● **Challenge**
Without the pictures, copy the entries below word for word.

start Material shown

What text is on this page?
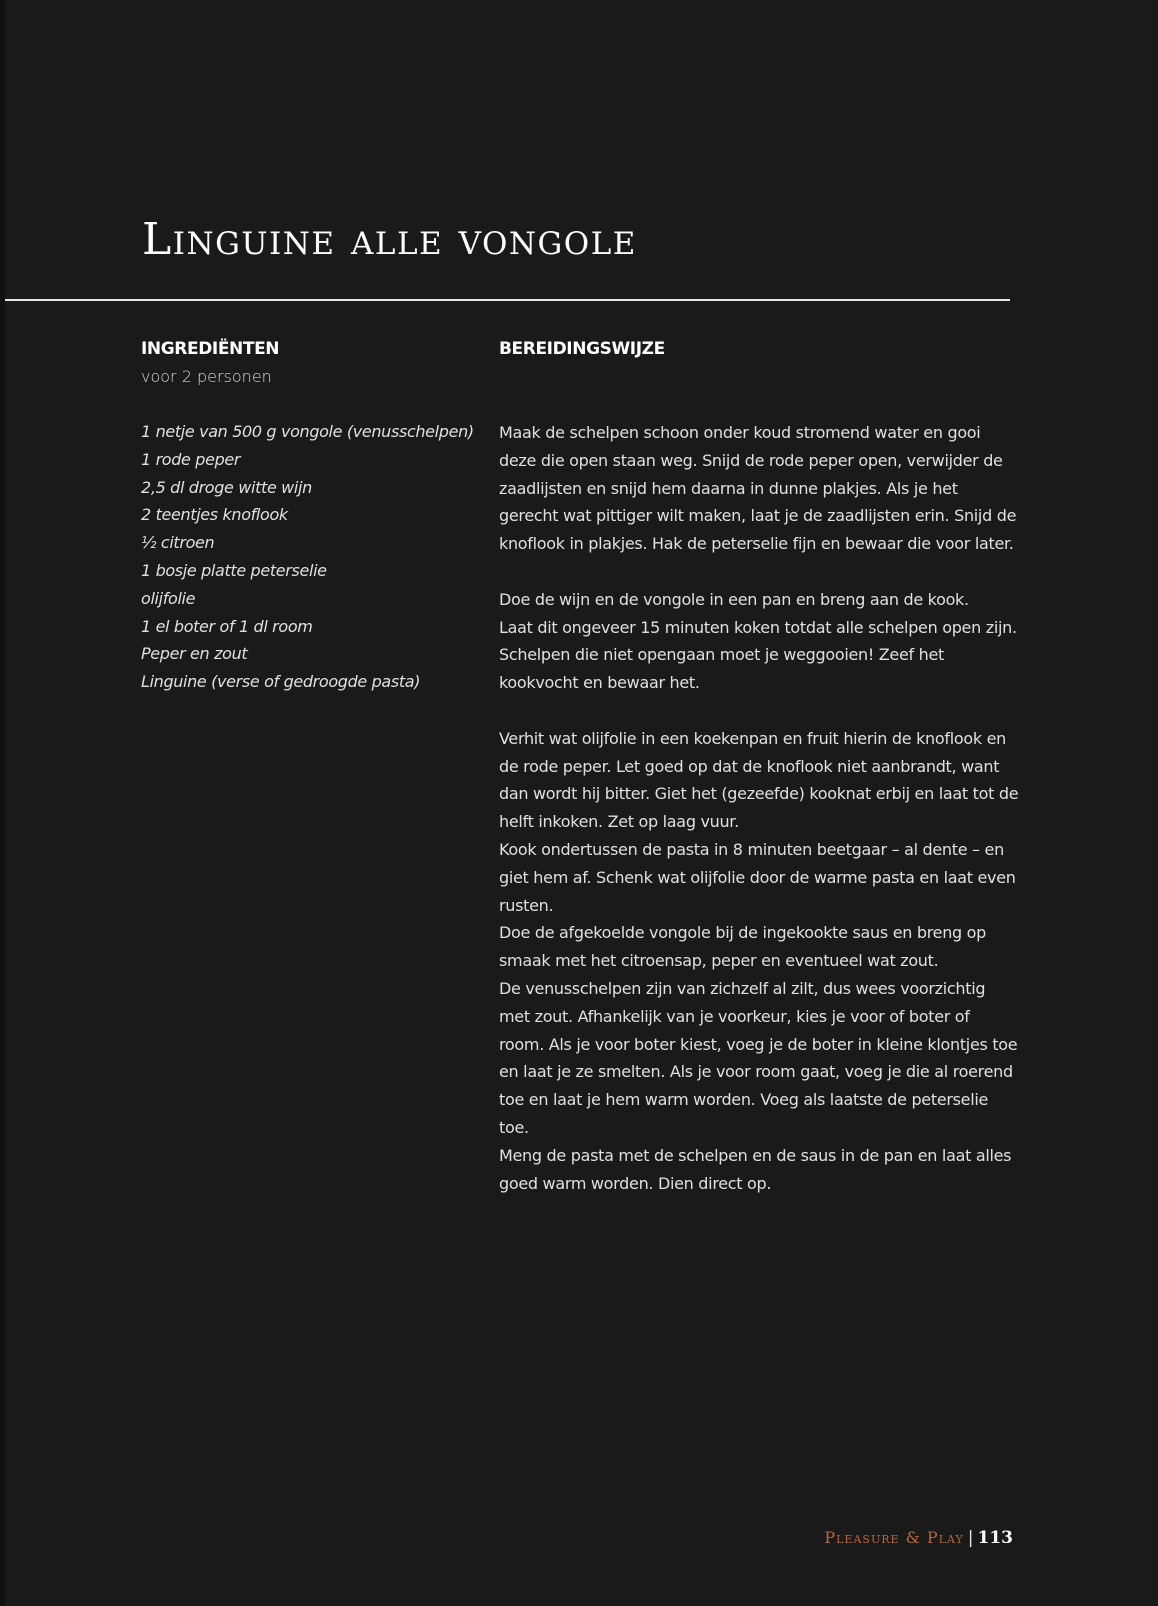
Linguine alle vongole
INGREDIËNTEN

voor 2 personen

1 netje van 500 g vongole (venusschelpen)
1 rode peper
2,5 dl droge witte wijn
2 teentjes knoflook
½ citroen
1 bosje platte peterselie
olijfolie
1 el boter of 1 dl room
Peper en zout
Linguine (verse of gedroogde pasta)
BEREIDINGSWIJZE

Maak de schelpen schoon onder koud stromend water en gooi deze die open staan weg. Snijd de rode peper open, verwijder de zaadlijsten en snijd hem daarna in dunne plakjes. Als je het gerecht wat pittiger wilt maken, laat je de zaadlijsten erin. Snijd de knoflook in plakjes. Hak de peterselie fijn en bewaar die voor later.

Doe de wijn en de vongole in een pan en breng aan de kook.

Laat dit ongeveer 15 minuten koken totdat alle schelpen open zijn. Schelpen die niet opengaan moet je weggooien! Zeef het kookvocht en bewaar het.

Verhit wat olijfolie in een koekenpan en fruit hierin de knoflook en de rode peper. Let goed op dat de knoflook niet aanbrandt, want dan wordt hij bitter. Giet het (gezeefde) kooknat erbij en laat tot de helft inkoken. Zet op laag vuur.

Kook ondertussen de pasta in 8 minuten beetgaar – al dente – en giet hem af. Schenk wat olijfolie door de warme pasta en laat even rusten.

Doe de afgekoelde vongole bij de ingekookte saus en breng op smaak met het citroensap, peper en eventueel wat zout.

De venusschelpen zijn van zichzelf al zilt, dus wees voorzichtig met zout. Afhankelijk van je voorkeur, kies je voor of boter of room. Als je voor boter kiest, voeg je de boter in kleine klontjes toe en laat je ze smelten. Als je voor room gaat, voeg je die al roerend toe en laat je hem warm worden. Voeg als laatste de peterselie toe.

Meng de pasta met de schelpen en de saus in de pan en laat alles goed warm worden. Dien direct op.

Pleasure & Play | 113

end Material shown

● **Answer below**
What text is on this page?
Linguine alle vongole
INGREDIËNTEN

voor 2 personen

1 netje van 500 g vongole (venusschelpen)
1 rode peper
2,5 dl droge witte wijn
2 teentjes knoflook
½ citroen
1 bosje platte peterselie
olijfolie
1 el boter of 1 dl room
Peper en zout
Linguine (verse of gedroogde pasta)
BEREIDINGSWIJZE

Maak de schelpen schoon onder koud stromend water en gooi deze die open staan weg. Snijd de rode peper open, verwijder de zaadlijsten en snijd hem daarna in dunne plakjes. Als je het gerecht wat pittiger wilt maken, laat je de zaadlijsten erin. Snijd de knoflook in plakjes. Hak de peterselie fijn en bewaar die voor later.

Doe de wijn en de vongole in een pan en breng aan de kook.

Laat dit ongeveer 15 minuten koken totdat alle schelpen open zijn. Schelpen die niet opengaan moet je weggooien! Zeef het kookvocht en bewaar het.

Verhit wat olijfolie in een koekenpan en fruit hierin de knoflook en de rode peper. Let goed op dat de knoflook niet aanbrandt, want dan wordt hij bitter. Giet het (gezeefde) kooknat erbij en laat tot de helft inkoken. Zet op laag vuur.

Kook ondertussen de pasta in 8 minuten beetgaar – al dente – en giet hem af. Schenk wat olijfolie door de warme pasta en laat even rusten.

Doe de afgekoelde vongole bij de ingekookte saus en breng op smaak met het citroensap, peper en eventueel wat zout.

De venusschelpen zijn van zichzelf al zilt, dus wees voorzichtig met zout. Afhankelijk van je voorkeur, kies je voor of boter of room. Als je voor boter kiest, voeg je de boter in kleine klontjes toe en laat je ze smelten. Als je voor room gaat, voeg je die al roerend toe en laat je hem warm worden. Voeg als laatste de peterselie toe.

Meng de pasta met de schelpen en de saus in de pan en laat alles goed warm worden. Dien direct op.

Pleasure & Play | 113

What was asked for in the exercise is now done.